### Document text:
** start **
Dutch food: 15 must try classic dishes in The Netherlands

Dutch Food

Dutch cuisine may not be as famous as French or Italian, but it has its own delightful array of traditional dishes.

While perhaps not as internationally renowned as French or Italian cuisine, Dutch cuisine boasts a rich culinary heritage that reflects the country’s history, geography and cultural influences.

From hearty comfort foods to delightful pastries, Dutch food gastronomy offers a unique blend of flavors and traditions.

Let’s delve into the essence of Dutch food, exploring its iconic dishes and the stories behind them!

Landscape and ingredients

The Netherlands, with its flat landscapes, windmills and extensive coastline, has shaped its cuisine over centuries.

The fertile soil yields an abundance of fresh produce, including potatoes, carrots and cabbage. Dairy products play a central role, thanks to the country’s thriving dairy industry.

When you think of Dutch food, you immediately think of cheese, right.

We love Dutch cheeses!

The Dutch love for cheese extends to the famous Gouda and Edam varieties.

Another very popular dairy product in The Netherlands is buttermilk: you drink it ice cold, preferably with your lunch or as a refreshing afternoon drink in the summer. In lots of Dutch cafés you can still order a glass of cold buttermilk, yum!

Let’s not forget the North Sea, which provides an array of seafood: from the famous Dutch herring and oysters to delicious mussels.

Join us on a press trip to Gouda Cheese Valley: we learned about cheese making and tasted some of the best Gouda cheeses!

A taste of tradition

At the heart of Dutch food and cooking lies simplicity and practicality.

Traditional Dutch dishes often emphasize wholesome ingredients and straightforward preparation methods. Picture years and years of families gathering around tables laden with hearty stews, crusty bread and cheeses.

Influence beyond borders

Dutch cuisine isn’t confined to national boundaries.

Centuries of trade and colonization have left their mark on Dutch food as we know it today. Indonesian flavors, brought back by Dutch explorers, infuse dishes like bami goreng (fried noodles) and spekkoek (a spiced layer cake).

In The Netherlands you still find an abundance of Indonesian restaurants serving rijsttafel, a delight.

Let’s take a closer look at each of these traditional Dutch dishes.

From the bustling streets of Amsterdam to cozy family kitchens, Dutch food invites you to savor history, culture – all that with a dash of “gezelligheid” (that untranslatable Dutch feeling of warmth, coziness and togetherness).

15 Dutch food items you should try

Let’s explore some of the most iconic Dutch food specialties that you absolutely must try on your next visit to the Netherlands.

How many have you tasted so far?

1. Poffertjes

Dutch poffertjes (pronounced as “poff-er-chuss) are a cherished Dutch batter treat.
** end **
### Source material:
** start **
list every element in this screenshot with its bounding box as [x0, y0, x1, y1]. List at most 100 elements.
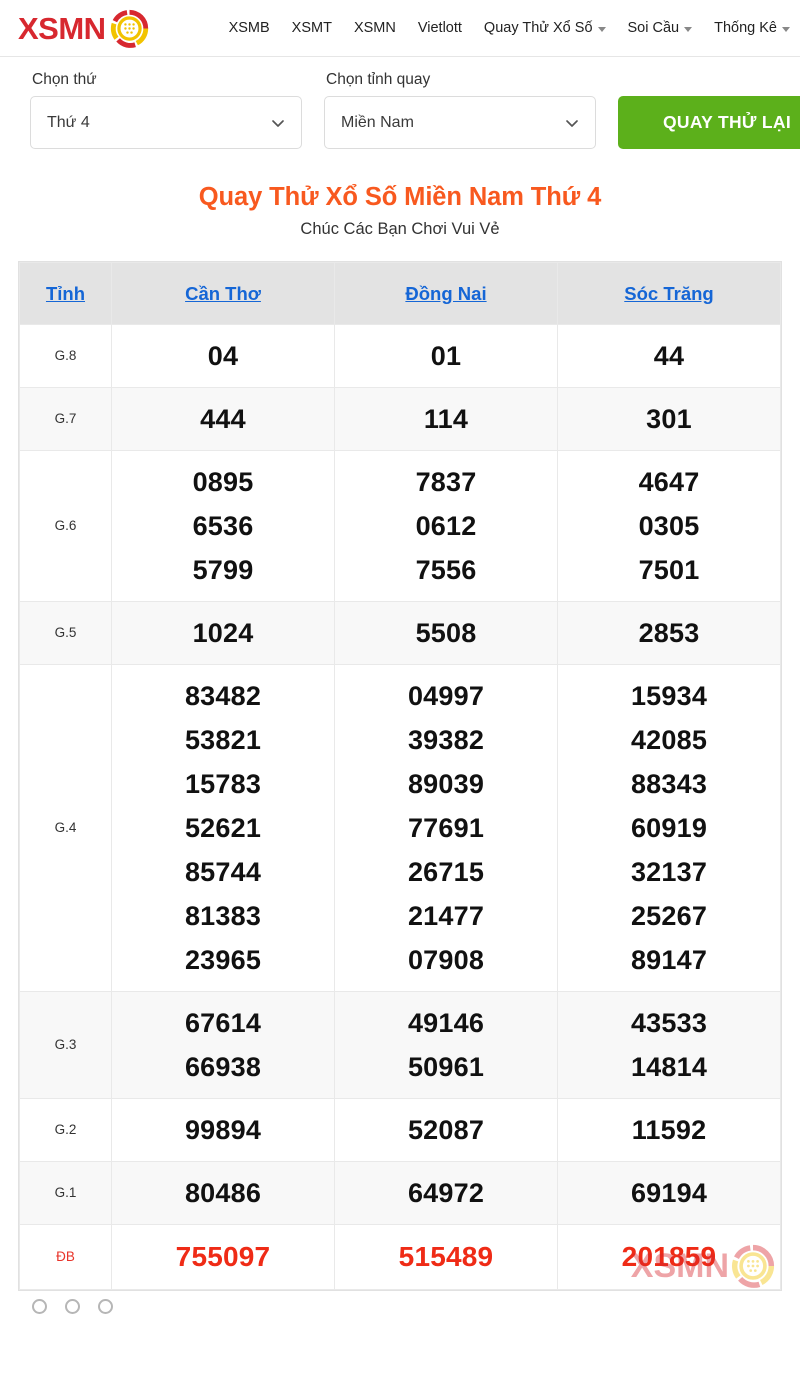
** end **
### Tasks:
1) Using the Dutch food text, mark each statement yes or no, and back each answer with the deciding words from the text, quoted exactly. (a) Buttermilk is drunk ice cold. (b) Spekkoek is a dish of fried noodles. (c) The fertile soil yields potatoes, carrots and cabbage.
2) Quote the part of the Dutch food text that opens with the words containing "The Netherlands, with" and closes with "love Dutch cheeses!".

### Results for each task:
1)
(a) Yes: "you drink it ice cold, preferably with your lunch or as a refreshing afternoon drink in the summer."
(b) No: "spekkoek (a spiced layer cake)."
(c) Yes: "The fertile soil yields an abundance of fresh produce, including potatoes, carrots and cabbage."

2)
The Netherlands, with its flat landscapes, windmills and extensive coastline, has shaped its cuisine over centuries.

The fertile soil yields an abundance of fresh produce, including potatoes, carrots and cabbage. Dairy products play a central role, thanks to the country’s thriving dairy industry.

When you think of Dutch food, you immediately think of cheese, right.

We love Dutch cheeses!